● **Stated goal**: Reproduce the data in its entirety, exactly as supplied.

──────────

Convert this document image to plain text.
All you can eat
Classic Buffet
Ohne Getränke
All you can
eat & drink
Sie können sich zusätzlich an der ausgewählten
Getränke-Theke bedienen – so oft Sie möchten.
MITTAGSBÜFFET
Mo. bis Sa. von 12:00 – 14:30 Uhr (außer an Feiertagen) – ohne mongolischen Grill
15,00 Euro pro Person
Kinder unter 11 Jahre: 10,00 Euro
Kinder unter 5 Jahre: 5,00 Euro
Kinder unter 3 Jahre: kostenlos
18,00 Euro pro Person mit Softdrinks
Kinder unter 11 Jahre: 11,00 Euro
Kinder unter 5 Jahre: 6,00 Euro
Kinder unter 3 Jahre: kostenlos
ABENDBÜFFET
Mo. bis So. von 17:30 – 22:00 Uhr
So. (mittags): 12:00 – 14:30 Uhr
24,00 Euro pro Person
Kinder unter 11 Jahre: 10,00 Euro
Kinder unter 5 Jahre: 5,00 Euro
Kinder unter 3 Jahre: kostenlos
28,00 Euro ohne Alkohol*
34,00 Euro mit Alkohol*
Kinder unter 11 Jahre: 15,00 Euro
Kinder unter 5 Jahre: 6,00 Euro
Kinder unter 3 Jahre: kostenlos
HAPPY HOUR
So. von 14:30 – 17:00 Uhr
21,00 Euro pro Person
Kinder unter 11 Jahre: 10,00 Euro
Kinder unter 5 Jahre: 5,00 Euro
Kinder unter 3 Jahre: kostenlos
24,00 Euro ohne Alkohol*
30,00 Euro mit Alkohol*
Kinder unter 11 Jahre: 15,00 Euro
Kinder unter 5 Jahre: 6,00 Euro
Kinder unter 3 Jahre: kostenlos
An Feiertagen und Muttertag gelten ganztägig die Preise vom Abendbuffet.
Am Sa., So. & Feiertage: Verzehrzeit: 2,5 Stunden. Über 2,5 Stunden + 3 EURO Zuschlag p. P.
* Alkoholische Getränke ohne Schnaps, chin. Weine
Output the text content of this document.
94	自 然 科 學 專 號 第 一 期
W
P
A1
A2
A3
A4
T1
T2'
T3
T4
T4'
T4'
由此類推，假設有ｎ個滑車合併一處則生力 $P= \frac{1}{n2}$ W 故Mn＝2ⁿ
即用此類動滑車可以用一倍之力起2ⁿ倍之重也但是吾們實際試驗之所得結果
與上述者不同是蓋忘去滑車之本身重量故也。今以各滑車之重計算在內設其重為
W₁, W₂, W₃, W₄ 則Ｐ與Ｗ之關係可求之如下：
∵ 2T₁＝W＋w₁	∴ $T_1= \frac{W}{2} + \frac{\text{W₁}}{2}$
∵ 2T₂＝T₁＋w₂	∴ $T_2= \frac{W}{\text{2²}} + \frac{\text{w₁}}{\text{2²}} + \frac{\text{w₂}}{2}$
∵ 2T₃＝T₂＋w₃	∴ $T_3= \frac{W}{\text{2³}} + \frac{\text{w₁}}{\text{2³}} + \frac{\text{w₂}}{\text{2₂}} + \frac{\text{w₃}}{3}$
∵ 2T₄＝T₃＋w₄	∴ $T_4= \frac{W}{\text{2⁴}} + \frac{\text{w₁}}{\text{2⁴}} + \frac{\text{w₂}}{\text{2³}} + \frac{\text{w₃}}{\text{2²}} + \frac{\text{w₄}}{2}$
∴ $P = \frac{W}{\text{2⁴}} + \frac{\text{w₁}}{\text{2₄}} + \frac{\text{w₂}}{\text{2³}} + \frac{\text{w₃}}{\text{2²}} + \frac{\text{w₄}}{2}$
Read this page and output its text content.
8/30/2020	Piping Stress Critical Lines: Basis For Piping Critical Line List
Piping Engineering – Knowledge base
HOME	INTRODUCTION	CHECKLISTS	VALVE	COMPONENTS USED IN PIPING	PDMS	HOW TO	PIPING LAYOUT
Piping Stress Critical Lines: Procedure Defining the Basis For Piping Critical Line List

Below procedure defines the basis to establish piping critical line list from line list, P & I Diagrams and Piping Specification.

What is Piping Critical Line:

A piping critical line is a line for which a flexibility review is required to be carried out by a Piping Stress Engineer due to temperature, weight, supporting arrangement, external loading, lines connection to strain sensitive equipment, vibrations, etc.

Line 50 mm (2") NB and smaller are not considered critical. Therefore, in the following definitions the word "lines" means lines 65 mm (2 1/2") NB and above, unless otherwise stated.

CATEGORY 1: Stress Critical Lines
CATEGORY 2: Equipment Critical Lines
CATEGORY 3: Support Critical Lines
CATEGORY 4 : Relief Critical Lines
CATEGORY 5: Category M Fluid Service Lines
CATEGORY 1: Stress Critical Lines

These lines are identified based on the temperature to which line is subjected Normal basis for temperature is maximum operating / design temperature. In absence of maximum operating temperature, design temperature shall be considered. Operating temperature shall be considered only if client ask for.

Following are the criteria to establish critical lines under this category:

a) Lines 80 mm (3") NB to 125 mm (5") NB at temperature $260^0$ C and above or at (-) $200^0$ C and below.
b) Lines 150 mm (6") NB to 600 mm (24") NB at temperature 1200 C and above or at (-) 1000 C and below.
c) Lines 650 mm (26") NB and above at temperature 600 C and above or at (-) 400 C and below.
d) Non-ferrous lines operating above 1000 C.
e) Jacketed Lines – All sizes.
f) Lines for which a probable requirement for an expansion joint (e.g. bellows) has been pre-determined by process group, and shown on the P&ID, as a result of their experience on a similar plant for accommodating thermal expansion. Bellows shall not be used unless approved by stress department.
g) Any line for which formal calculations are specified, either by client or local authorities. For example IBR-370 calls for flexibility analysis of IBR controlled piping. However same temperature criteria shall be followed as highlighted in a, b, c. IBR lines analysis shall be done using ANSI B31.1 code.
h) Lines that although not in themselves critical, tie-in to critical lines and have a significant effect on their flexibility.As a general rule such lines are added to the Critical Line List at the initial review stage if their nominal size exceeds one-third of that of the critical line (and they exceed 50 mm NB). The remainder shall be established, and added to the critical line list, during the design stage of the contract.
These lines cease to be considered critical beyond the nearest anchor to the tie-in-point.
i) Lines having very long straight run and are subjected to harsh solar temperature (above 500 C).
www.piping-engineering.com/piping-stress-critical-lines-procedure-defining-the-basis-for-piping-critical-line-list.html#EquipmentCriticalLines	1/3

──────────

● **Full response**:
Convert this document image to plain text.
All you can eat
Classic Buffet
Ohne Getränke
All you can
eat & drink
Sie können sich zusätzlich an der ausgewählten
Getränke-Theke bedienen – so oft Sie möchten.
MITTAGSBÜFFET
Mo. bis Sa. von 12:00 – 14:30 Uhr (außer an Feiertagen) – ohne mongolischen Grill
15,00 Euro pro Person
Kinder unter 11 Jahre: 10,00 Euro
Kinder unter 5 Jahre: 5,00 Euro
Kinder unter 3 Jahre: kostenlos
18,00 Euro pro Person mit Softdrinks
Kinder unter 11 Jahre: 11,00 Euro
Kinder unter 5 Jahre: 6,00 Euro
Kinder unter 3 Jahre: kostenlos
ABENDBÜFFET
Mo. bis So. von 17:30 – 22:00 Uhr
So. (mittags): 12:00 – 14:30 Uhr
24,00 Euro pro Person
Kinder unter 11 Jahre: 10,00 Euro
Kinder unter 5 Jahre: 5,00 Euro
Kinder unter 3 Jahre: kostenlos
28,00 Euro ohne Alkohol*
34,00 Euro mit Alkohol*
Kinder unter 11 Jahre: 15,00 Euro
Kinder unter 5 Jahre: 6,00 Euro
Kinder unter 3 Jahre: kostenlos
HAPPY HOUR
So. von 14:30 – 17:00 Uhr
21,00 Euro pro Person
Kinder unter 11 Jahre: 10,00 Euro
Kinder unter 5 Jahre: 5,00 Euro
Kinder unter 3 Jahre: kostenlos
24,00 Euro ohne Alkohol*
30,00 Euro mit Alkohol*
Kinder unter 11 Jahre: 15,00 Euro
Kinder unter 5 Jahre: 6,00 Euro
Kinder unter 3 Jahre: kostenlos
An Feiertagen und Muttertag gelten ganztägig die Preise vom Abendbuffet.
Am Sa., So. & Feiertage: Verzehrzeit: 2,5 Stunden. Über 2,5 Stunden + 3 EURO Zuschlag p. P.
* Alkoholische Getränke ohne Schnaps, chin. Weine
Output the text content of this document.
94	自 然 科 學 專 號 第 一 期
W
P
A1
A2
A3
A4
T1
T2'
T3
T4
T4'
T4'
由此類推，假設有ｎ個滑車合併一處則生力 $P= \frac{1}{n2}$ W 故Mn＝2ⁿ
即用此類動滑車可以用一倍之力起2ⁿ倍之重也但是吾們實際試驗之所得結果
與上述者不同是蓋忘去滑車之本身重量故也。今以各滑車之重計算在內設其重為
W₁, W₂, W₃, W₄ 則Ｐ與Ｗ之關係可求之如下：
∵ 2T₁＝W＋w₁	∴ $T_1= \frac{W}{2} + \frac{\text{W₁}}{2}$
∵ 2T₂＝T₁＋w₂	∴ $T_2= \frac{W}{\text{2²}} + \frac{\text{w₁}}{\text{2²}} + \frac{\text{w₂}}{2}$
∵ 2T₃＝T₂＋w₃	∴ $T_3= \frac{W}{\text{2³}} + \frac{\text{w₁}}{\text{2³}} + \frac{\text{w₂}}{\text{2₂}} + \frac{\text{w₃}}{3}$
∵ 2T₄＝T₃＋w₄	∴ $T_4= \frac{W}{\text{2⁴}} + \frac{\text{w₁}}{\text{2⁴}} + \frac{\text{w₂}}{\text{2³}} + \frac{\text{w₃}}{\text{2²}} + \frac{\text{w₄}}{2}$
∴ $P = \frac{W}{\text{2⁴}} + \frac{\text{w₁}}{\text{2₄}} + \frac{\text{w₂}}{\text{2³}} + \frac{\text{w₃}}{\text{2²}} + \frac{\text{w₄}}{2}$
Read this page and output its text content.
8/30/2020	Piping Stress Critical Lines: Basis For Piping Critical Line List
Piping Engineering – Knowledge base
HOME	INTRODUCTION	CHECKLISTS	VALVE	COMPONENTS USED IN PIPING	PDMS	HOW TO	PIPING LAYOUT
Piping Stress Critical Lines: Procedure Defining the Basis For Piping Critical Line List

Below procedure defines the basis to establish piping critical line list from line list, P & I Diagrams and Piping Specification.

What is Piping Critical Line:

A piping critical line is a line for which a flexibility review is required to be carried out by a Piping Stress Engineer due to temperature, weight, supporting arrangement, external loading, lines connection to strain sensitive equipment, vibrations, etc.

Line 50 mm (2") NB and smaller are not considered critical. Therefore, in the following definitions the word "lines" means lines 65 mm (2 1/2") NB and above, unless otherwise stated.

CATEGORY 1: Stress Critical Lines
CATEGORY 2: Equipment Critical Lines
CATEGORY 3: Support Critical Lines
CATEGORY 4 : Relief Critical Lines
CATEGORY 5: Category M Fluid Service Lines
CATEGORY 1: Stress Critical Lines

These lines are identified based on the temperature to which line is subjected Normal basis for temperature is maximum operating / design temperature. In absence of maximum operating temperature, design temperature shall be considered. Operating temperature shall be considered only if client ask for.

Following are the criteria to establish critical lines under this category:

a) Lines 80 mm (3") NB to 125 mm (5") NB at temperature $260^0$ C and above or at (-) $200^0$ C and below.
b) Lines 150 mm (6") NB to 600 mm (24") NB at temperature 1200 C and above or at (-) 1000 C and below.
c) Lines 650 mm (26") NB and above at temperature 600 C and above or at (-) 400 C and below.
d) Non-ferrous lines operating above 1000 C.
e) Jacketed Lines – All sizes.
f) Lines for which a probable requirement for an expansion joint (e.g. bellows) has been pre-determined by process group, and shown on the P&ID, as a result of their experience on a similar plant for accommodating thermal expansion. Bellows shall not be used unless approved by stress department.
g) Any line for which formal calculations are specified, either by client or local authorities. For example IBR-370 calls for flexibility analysis of IBR controlled piping. However same temperature criteria shall be followed as highlighted in a, b, c. IBR lines analysis shall be done using ANSI B31.1 code.
h) Lines that although not in themselves critical, tie-in to critical lines and have a significant effect on their flexibility.As a general rule such lines are added to the Critical Line List at the initial review stage if their nominal size exceeds one-third of that of the critical line (and they exceed 50 mm NB). The remainder shall be established, and added to the critical line list, during the design stage of the contract.
These lines cease to be considered critical beyond the nearest anchor to the tie-in-point.
i) Lines having very long straight run and are subjected to harsh solar temperature (above 500 C).
www.piping-engineering.com/piping-stress-critical-lines-procedure-defining-the-basis-for-piping-critical-line-list.html#EquipmentCriticalLines	1/3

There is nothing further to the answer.